Extract each line where the string "suppliers" shows up.
-------- RECORDS FOR PROCESSING
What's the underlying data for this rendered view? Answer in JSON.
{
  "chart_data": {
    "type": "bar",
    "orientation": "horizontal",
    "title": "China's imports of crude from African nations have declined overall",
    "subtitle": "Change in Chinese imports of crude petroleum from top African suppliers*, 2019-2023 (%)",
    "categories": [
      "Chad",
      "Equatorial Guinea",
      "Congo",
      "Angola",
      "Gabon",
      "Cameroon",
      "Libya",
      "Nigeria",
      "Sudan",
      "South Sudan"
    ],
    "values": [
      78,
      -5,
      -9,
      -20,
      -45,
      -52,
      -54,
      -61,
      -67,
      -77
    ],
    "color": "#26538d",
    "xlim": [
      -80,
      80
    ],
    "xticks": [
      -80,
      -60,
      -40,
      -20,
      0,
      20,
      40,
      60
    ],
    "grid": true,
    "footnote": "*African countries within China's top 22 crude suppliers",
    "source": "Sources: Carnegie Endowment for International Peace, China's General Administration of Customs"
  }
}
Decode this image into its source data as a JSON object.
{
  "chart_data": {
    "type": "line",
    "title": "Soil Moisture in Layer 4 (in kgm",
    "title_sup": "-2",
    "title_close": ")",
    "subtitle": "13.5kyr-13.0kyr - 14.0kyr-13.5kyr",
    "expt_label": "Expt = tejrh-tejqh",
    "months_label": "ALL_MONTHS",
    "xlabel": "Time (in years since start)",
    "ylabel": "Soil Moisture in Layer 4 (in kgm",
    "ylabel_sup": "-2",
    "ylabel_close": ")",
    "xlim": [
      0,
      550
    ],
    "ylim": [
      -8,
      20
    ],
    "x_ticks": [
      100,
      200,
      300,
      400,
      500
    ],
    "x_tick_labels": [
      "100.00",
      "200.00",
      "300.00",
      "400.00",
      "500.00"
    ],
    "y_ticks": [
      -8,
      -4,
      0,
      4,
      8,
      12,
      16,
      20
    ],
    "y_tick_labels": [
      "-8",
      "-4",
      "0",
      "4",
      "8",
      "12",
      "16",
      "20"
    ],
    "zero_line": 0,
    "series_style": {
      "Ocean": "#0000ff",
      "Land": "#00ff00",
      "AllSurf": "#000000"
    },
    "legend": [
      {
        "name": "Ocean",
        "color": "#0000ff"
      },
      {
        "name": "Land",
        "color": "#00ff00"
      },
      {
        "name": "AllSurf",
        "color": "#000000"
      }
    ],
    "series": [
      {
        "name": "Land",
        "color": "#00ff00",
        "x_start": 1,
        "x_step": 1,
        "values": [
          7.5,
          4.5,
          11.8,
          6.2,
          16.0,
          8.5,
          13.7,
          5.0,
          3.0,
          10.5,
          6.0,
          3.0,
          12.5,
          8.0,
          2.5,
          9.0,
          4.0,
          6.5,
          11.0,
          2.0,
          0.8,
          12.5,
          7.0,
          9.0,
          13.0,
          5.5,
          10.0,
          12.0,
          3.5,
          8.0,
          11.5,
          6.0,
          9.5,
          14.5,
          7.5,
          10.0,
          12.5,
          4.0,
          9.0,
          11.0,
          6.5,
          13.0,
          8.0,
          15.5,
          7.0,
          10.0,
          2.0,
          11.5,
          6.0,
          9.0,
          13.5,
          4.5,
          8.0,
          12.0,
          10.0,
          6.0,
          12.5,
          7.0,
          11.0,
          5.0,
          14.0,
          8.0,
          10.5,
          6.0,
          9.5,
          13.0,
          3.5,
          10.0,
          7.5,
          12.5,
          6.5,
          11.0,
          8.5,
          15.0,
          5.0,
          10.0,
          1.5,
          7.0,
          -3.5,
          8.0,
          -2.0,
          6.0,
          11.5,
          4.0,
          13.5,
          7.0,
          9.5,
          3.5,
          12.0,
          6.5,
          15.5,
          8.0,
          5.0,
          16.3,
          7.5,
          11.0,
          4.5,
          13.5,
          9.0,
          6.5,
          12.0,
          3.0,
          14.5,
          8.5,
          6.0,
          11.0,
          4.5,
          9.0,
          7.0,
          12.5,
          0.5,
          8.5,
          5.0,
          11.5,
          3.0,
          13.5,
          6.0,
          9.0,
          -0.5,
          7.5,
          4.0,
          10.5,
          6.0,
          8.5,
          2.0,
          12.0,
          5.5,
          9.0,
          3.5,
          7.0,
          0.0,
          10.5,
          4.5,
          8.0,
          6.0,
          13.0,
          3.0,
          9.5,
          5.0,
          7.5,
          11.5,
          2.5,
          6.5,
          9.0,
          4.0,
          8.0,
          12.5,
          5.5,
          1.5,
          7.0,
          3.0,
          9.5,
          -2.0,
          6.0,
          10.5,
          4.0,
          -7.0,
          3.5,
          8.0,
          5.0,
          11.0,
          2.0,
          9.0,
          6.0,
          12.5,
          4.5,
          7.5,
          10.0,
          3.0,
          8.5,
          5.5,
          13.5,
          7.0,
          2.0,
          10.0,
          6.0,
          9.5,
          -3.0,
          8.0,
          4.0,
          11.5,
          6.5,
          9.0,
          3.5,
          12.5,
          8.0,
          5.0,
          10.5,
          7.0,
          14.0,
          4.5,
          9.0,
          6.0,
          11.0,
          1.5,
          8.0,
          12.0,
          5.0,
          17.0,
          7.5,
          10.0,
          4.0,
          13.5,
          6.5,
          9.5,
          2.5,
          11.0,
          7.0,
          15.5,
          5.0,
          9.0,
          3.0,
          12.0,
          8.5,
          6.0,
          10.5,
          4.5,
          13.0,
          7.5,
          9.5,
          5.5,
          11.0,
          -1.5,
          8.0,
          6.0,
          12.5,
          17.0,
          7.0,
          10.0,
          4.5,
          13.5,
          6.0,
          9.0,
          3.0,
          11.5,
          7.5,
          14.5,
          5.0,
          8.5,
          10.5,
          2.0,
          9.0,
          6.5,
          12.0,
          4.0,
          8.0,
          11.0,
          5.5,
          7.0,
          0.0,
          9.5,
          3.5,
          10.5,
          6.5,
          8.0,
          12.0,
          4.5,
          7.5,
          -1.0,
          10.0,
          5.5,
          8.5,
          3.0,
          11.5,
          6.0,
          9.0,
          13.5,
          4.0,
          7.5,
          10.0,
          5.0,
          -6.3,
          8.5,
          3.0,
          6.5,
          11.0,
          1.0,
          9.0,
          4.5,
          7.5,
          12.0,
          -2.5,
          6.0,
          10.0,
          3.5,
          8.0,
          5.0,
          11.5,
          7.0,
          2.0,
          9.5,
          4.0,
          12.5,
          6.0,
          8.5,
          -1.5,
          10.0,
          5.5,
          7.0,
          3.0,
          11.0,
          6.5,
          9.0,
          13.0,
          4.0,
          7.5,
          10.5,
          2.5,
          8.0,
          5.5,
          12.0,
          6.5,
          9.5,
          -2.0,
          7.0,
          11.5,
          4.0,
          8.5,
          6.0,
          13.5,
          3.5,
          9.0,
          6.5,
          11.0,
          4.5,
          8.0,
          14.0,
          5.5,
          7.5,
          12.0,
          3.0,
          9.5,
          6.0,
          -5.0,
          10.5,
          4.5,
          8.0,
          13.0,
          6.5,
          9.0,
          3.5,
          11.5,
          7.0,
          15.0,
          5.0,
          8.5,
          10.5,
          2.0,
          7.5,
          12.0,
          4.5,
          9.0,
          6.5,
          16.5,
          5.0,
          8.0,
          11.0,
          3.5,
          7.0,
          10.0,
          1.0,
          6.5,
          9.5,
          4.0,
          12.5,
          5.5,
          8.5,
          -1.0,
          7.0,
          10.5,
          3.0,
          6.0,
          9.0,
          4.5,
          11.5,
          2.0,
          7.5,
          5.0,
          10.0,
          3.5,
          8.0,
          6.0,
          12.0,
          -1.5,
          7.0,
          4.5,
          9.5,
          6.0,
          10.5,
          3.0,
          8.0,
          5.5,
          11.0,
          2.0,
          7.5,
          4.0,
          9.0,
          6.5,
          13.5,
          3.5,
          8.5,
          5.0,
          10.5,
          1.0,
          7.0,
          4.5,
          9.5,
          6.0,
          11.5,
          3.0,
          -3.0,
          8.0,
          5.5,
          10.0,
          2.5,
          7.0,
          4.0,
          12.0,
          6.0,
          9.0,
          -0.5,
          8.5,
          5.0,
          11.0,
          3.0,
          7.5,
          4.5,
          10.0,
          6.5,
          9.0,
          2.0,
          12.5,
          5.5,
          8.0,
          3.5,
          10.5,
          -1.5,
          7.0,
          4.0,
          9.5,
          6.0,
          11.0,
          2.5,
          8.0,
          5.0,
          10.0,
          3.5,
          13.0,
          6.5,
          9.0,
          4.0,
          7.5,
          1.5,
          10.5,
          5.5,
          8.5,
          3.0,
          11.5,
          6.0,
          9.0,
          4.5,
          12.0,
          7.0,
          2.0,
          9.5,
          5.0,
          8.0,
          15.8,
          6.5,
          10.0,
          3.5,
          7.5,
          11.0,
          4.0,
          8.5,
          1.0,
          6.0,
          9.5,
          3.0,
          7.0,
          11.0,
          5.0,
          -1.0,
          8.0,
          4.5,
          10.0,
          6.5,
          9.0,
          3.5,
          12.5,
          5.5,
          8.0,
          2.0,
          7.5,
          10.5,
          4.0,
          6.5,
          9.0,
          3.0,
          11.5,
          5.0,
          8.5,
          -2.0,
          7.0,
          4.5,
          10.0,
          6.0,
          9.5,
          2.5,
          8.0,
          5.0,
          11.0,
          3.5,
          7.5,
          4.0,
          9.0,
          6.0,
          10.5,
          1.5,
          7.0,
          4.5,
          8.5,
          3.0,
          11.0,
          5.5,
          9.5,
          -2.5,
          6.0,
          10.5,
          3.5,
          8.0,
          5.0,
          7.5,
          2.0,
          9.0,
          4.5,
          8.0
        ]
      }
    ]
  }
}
----------------
-- ANSWER TO THE TASK --
    "subtitle": "Change in Chinese imports of crude petroleum from top African suppliers*, 2019-2023 (%)",
    "footnote": "*African countries within China's top 22 crude suppliers",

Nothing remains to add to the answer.